■ **Exercise brief**:
In the records that follow, locate every line with "China" and extract it.

***** Records supplied *****

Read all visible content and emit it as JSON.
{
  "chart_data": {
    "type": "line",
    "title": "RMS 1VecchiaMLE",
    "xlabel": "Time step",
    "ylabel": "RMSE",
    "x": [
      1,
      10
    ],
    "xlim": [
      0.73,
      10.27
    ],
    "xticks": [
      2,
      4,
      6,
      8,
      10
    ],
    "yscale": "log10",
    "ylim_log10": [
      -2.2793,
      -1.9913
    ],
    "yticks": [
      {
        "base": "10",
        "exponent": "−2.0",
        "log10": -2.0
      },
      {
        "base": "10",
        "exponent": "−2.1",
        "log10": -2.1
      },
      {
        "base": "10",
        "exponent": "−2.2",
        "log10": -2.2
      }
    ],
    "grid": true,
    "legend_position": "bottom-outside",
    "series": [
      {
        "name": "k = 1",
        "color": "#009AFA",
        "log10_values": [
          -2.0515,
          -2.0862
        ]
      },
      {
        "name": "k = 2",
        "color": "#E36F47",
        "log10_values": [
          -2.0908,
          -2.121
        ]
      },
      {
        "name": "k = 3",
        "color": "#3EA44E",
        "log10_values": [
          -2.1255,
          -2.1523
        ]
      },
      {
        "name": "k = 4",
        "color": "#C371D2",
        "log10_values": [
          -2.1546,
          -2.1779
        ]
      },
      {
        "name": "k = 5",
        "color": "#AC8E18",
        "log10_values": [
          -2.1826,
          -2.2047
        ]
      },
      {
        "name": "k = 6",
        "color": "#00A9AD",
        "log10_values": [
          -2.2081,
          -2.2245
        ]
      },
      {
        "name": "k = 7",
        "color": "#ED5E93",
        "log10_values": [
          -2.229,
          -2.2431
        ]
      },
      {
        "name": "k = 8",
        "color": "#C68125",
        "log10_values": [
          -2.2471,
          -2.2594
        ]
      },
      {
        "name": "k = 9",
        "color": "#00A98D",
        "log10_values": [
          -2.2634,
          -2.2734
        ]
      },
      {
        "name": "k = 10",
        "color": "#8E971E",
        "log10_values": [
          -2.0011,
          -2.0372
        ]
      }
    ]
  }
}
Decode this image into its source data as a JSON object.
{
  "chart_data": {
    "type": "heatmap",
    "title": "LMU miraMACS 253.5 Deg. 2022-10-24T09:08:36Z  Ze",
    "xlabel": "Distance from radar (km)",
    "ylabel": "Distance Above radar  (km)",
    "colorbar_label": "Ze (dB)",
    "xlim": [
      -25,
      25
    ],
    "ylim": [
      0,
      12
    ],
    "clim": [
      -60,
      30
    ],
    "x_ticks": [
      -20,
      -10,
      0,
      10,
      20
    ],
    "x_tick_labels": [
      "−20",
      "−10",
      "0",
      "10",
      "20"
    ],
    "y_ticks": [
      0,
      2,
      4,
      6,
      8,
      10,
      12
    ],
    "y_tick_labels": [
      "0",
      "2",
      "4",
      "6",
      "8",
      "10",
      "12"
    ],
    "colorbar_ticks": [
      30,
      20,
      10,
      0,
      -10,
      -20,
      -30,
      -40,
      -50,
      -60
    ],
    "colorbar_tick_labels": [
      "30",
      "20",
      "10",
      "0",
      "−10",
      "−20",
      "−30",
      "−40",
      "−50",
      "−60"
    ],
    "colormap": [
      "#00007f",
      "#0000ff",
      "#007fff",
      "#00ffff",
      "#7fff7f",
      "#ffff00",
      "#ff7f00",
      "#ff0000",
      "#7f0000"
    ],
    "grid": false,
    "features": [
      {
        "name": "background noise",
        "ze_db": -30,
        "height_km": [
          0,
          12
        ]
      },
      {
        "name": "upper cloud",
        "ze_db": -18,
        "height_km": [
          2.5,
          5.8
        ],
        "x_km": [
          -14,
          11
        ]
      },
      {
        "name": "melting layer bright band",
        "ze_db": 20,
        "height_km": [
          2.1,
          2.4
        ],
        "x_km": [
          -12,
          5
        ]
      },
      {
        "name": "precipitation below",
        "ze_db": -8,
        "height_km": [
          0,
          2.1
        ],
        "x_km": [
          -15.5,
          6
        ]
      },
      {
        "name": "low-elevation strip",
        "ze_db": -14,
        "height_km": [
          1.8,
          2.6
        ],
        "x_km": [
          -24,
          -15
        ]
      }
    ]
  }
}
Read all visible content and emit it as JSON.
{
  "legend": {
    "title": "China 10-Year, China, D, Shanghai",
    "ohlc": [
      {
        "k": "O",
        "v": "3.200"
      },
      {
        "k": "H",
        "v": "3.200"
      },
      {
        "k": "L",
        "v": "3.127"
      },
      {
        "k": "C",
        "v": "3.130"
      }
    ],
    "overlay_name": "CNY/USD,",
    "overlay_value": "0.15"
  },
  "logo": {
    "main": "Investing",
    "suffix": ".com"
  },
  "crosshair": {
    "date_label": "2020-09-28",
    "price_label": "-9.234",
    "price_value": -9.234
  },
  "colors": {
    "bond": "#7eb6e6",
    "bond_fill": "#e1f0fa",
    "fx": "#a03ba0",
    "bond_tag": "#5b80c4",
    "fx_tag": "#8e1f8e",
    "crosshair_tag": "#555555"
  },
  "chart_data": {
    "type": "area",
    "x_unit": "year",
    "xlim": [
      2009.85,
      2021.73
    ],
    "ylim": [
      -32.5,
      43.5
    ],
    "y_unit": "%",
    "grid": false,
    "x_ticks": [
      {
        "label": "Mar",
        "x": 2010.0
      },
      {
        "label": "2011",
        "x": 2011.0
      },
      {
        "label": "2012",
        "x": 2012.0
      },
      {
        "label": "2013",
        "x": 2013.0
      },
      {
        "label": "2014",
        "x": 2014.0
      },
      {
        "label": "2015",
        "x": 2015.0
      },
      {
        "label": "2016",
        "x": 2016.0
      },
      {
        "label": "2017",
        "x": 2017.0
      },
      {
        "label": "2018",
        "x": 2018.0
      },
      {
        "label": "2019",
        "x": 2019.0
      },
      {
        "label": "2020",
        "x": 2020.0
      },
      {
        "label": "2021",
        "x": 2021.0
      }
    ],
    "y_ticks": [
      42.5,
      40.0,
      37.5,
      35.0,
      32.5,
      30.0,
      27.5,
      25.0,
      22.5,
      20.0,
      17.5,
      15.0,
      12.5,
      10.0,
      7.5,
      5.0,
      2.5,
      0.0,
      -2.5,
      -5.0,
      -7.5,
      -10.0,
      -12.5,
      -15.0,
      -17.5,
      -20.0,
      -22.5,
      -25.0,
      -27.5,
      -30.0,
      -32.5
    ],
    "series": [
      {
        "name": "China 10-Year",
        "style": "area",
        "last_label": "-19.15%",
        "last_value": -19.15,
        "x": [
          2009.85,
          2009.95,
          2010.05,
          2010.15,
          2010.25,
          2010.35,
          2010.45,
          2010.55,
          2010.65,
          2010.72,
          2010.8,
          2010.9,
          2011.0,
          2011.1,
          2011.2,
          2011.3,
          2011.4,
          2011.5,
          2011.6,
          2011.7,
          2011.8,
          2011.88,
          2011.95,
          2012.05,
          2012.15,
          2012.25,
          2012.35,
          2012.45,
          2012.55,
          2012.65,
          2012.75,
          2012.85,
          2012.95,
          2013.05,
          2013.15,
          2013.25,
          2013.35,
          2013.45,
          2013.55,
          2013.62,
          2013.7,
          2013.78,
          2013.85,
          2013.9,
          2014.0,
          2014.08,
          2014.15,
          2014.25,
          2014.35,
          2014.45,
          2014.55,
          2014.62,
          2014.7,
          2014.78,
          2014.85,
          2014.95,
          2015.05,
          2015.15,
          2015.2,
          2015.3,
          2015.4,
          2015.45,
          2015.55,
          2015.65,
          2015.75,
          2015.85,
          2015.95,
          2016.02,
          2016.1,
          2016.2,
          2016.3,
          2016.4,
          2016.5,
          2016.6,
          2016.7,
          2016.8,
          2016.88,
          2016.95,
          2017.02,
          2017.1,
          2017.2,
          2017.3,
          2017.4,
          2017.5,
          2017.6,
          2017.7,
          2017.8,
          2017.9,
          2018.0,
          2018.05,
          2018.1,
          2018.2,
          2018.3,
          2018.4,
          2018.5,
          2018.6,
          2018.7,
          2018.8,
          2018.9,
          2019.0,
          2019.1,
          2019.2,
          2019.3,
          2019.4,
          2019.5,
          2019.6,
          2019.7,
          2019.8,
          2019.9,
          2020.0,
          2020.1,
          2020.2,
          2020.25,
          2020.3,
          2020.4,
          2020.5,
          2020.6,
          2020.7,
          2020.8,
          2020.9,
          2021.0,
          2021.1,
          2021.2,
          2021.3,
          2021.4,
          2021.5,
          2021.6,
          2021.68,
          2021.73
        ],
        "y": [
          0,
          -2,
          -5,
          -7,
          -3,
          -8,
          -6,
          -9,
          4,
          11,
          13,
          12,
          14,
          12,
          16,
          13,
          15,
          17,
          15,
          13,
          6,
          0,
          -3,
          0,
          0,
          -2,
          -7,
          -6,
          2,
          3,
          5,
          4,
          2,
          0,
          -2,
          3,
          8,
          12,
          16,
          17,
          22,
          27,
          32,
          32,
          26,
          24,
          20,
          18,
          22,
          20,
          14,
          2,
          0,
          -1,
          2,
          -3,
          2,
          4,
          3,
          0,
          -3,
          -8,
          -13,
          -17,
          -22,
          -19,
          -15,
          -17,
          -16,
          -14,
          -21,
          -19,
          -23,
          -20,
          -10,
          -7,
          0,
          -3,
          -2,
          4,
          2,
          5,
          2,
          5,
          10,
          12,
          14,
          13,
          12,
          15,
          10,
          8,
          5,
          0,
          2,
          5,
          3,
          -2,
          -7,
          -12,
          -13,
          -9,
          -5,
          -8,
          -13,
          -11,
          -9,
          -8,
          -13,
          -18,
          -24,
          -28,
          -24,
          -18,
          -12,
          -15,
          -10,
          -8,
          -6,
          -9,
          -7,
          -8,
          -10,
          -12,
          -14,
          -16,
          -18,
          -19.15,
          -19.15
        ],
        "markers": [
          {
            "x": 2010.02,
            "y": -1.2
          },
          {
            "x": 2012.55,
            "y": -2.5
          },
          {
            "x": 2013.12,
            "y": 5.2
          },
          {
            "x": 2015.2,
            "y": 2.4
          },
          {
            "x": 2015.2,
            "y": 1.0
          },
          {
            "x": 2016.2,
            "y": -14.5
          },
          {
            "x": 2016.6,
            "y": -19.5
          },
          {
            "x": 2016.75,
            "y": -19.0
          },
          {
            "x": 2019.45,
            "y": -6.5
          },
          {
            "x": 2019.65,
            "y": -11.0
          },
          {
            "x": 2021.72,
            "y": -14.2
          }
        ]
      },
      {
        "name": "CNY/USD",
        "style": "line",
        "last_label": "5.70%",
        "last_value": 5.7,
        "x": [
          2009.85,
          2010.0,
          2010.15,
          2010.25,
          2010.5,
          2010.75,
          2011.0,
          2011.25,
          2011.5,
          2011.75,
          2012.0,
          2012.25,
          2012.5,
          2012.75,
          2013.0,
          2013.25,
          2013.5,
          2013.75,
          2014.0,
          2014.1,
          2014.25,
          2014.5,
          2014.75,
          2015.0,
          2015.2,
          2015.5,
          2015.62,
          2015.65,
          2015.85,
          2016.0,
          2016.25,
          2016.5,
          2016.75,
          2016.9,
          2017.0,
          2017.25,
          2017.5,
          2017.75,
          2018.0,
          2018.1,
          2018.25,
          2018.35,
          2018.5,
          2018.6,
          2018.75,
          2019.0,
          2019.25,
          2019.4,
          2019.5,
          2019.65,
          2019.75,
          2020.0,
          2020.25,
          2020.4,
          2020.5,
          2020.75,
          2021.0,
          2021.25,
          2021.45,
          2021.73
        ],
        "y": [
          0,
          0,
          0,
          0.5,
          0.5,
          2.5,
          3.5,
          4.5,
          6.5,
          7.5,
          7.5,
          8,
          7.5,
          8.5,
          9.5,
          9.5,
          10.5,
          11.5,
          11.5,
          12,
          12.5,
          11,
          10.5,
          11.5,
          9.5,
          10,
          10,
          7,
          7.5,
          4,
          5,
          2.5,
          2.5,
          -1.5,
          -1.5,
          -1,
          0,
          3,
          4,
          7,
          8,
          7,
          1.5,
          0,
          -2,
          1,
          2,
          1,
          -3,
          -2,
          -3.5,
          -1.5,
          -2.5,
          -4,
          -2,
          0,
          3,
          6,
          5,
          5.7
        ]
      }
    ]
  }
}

*****

■ **Completed exercise**:
    "title": "China 10-Year, China, D, Shanghai",
        "name": "China 10-Year",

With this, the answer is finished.